TASK DETAILS:
Extract, from the records beneath this instruction, each line that contains the word "estava".

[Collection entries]
****************

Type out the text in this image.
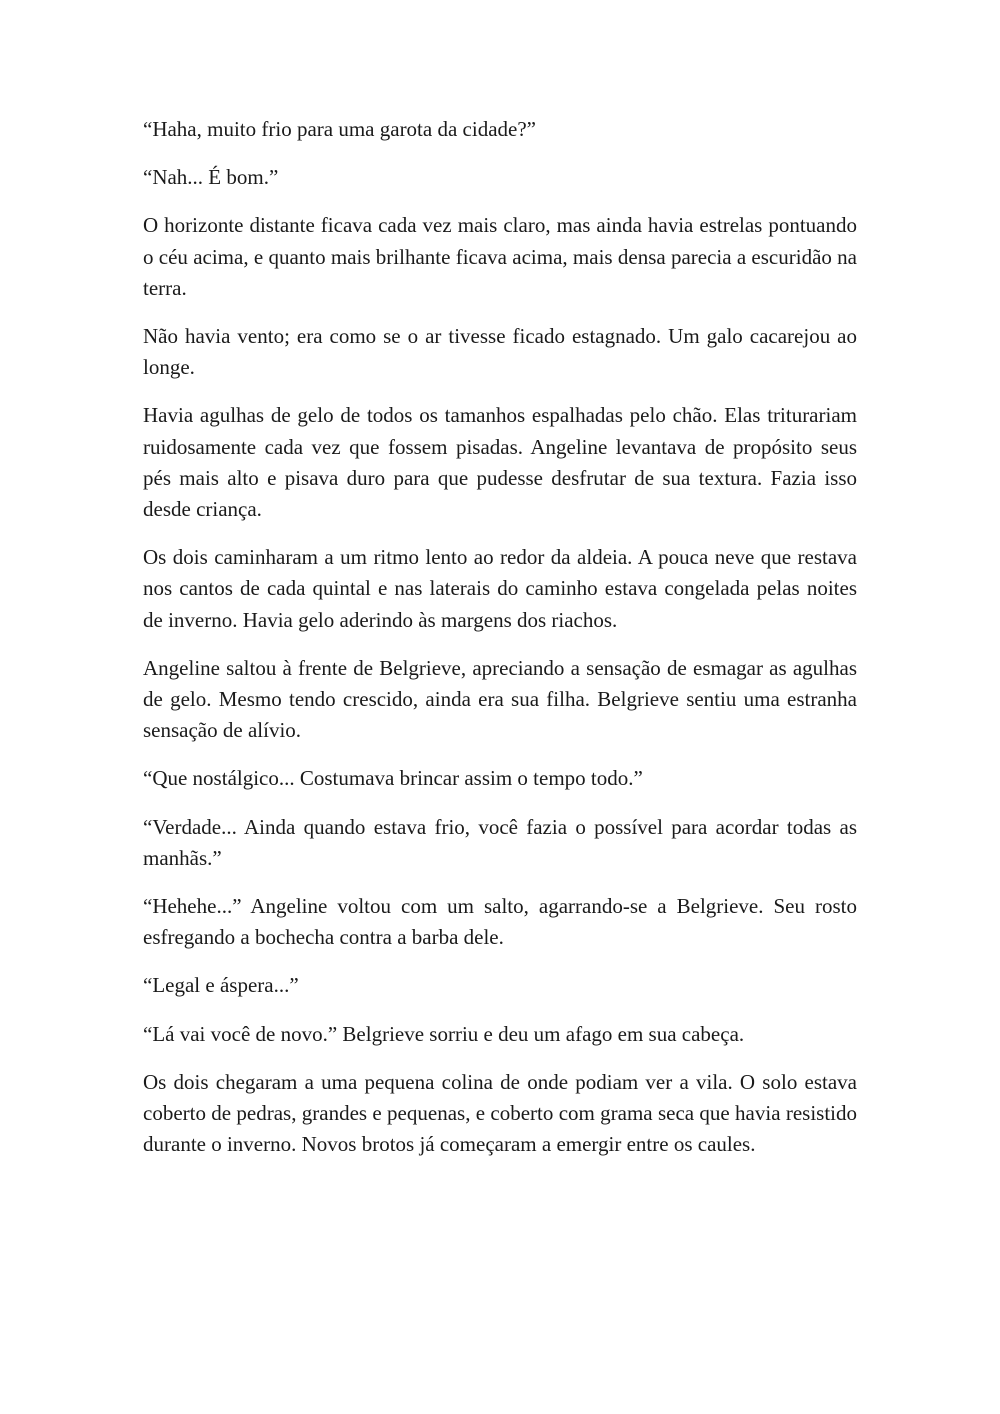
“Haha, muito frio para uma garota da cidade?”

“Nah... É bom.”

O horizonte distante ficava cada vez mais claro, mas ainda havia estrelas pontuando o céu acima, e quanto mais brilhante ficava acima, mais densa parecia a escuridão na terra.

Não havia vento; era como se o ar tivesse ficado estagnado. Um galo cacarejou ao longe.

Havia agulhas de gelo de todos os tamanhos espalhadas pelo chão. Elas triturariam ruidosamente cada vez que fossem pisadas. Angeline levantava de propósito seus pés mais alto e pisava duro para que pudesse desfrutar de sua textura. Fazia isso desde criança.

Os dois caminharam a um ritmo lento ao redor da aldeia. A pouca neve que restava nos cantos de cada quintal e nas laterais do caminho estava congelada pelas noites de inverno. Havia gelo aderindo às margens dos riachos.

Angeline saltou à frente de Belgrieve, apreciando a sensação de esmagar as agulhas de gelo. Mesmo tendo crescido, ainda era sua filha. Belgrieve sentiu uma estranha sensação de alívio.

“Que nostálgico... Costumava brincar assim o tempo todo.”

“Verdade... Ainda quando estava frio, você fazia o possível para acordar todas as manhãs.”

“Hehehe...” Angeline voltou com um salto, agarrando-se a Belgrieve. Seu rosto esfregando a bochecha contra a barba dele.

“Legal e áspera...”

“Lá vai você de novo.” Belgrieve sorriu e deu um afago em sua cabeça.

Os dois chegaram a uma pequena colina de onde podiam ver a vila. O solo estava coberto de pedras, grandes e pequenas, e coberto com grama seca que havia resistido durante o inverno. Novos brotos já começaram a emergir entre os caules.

****************

OUTPUT BELOW:
Os dois caminharam a um ritmo lento ao redor da aldeia. A pouca neve que restava nos cantos de cada quintal e nas laterais do caminho estava congelada pelas noites de inverno. Havia gelo aderindo às margens dos riachos.
“Verdade... Ainda quando estava frio, você fazia o possível para acordar todas as manhãs.”
Os dois chegaram a uma pequena colina de onde podiam ver a vila. O solo estava coberto de pedras, grandes e pequenas, e coberto com grama seca que havia resistido durante o inverno. Novos brotos já começaram a emergir entre os caules.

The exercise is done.